▶ _Objective_:
Select all lines holding the word "Carts" from the entries that follow.

▶ _Provided entries_:
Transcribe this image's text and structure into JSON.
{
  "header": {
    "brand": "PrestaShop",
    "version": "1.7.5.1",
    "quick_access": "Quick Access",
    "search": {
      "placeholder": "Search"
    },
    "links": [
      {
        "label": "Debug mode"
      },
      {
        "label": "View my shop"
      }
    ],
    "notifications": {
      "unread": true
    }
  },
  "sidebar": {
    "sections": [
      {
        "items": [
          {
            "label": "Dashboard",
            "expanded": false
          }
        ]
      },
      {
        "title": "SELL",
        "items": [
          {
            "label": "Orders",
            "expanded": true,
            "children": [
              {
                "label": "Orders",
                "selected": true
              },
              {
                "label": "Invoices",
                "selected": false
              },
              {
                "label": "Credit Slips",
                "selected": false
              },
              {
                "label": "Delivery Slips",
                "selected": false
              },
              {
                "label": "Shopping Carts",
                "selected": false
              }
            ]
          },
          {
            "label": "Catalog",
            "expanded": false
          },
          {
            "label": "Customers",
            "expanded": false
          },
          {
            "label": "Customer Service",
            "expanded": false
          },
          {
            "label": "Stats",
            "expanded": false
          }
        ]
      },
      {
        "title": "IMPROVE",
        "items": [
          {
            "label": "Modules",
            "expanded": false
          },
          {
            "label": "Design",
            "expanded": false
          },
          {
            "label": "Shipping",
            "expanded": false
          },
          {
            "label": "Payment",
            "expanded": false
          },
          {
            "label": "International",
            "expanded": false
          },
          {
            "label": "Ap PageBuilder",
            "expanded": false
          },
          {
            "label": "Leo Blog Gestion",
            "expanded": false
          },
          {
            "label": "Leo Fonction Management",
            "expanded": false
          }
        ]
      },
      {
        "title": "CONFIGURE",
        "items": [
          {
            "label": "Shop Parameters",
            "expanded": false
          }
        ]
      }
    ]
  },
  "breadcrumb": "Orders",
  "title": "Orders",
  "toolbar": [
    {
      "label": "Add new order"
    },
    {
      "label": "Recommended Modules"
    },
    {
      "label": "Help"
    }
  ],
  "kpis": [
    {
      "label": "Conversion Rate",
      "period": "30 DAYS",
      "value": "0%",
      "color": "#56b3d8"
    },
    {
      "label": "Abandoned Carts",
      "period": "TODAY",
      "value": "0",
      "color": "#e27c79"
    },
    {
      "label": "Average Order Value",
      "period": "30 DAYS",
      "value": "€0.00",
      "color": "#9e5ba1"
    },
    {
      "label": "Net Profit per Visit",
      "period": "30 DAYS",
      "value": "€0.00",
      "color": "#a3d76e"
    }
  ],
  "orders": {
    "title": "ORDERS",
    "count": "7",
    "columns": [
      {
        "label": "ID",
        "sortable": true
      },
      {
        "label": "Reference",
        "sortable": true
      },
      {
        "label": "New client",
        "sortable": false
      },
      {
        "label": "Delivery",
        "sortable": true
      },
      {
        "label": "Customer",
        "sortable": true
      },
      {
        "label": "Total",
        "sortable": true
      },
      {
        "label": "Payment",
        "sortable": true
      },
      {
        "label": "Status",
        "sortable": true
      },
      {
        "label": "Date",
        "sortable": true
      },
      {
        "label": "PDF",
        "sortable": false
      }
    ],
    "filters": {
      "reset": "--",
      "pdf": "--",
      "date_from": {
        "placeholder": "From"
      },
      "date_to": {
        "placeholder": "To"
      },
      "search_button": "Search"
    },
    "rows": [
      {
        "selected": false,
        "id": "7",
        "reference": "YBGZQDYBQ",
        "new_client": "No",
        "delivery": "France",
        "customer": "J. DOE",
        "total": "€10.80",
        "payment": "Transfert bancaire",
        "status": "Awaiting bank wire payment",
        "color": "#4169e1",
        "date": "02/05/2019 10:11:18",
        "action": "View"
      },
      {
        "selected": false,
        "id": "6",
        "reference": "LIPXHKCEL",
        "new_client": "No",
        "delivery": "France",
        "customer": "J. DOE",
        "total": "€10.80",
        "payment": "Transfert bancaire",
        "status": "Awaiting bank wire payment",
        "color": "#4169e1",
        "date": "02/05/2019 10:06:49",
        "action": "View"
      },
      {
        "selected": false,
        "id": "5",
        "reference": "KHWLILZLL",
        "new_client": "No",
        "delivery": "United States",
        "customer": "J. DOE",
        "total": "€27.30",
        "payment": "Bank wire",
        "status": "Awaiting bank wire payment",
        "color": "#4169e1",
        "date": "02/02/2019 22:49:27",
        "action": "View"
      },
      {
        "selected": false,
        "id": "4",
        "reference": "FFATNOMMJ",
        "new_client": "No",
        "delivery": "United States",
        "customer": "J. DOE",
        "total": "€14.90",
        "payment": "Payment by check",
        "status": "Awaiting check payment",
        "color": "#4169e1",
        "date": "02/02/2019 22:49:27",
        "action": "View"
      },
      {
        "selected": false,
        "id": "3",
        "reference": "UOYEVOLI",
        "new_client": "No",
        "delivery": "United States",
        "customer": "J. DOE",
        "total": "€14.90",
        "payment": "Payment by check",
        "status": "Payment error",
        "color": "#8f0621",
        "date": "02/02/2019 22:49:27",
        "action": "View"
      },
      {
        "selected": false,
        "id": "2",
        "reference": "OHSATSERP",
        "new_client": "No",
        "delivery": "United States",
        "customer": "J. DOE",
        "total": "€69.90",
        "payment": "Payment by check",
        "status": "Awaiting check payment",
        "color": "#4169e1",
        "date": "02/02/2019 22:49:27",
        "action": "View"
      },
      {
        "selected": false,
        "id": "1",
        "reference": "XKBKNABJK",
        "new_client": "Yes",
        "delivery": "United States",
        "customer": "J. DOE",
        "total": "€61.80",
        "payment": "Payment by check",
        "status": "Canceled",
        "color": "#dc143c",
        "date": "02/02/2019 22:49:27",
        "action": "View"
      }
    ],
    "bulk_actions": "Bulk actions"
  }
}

▶ _The output_:
                "label": "Shopping Carts",
      "label": "Abandoned Carts",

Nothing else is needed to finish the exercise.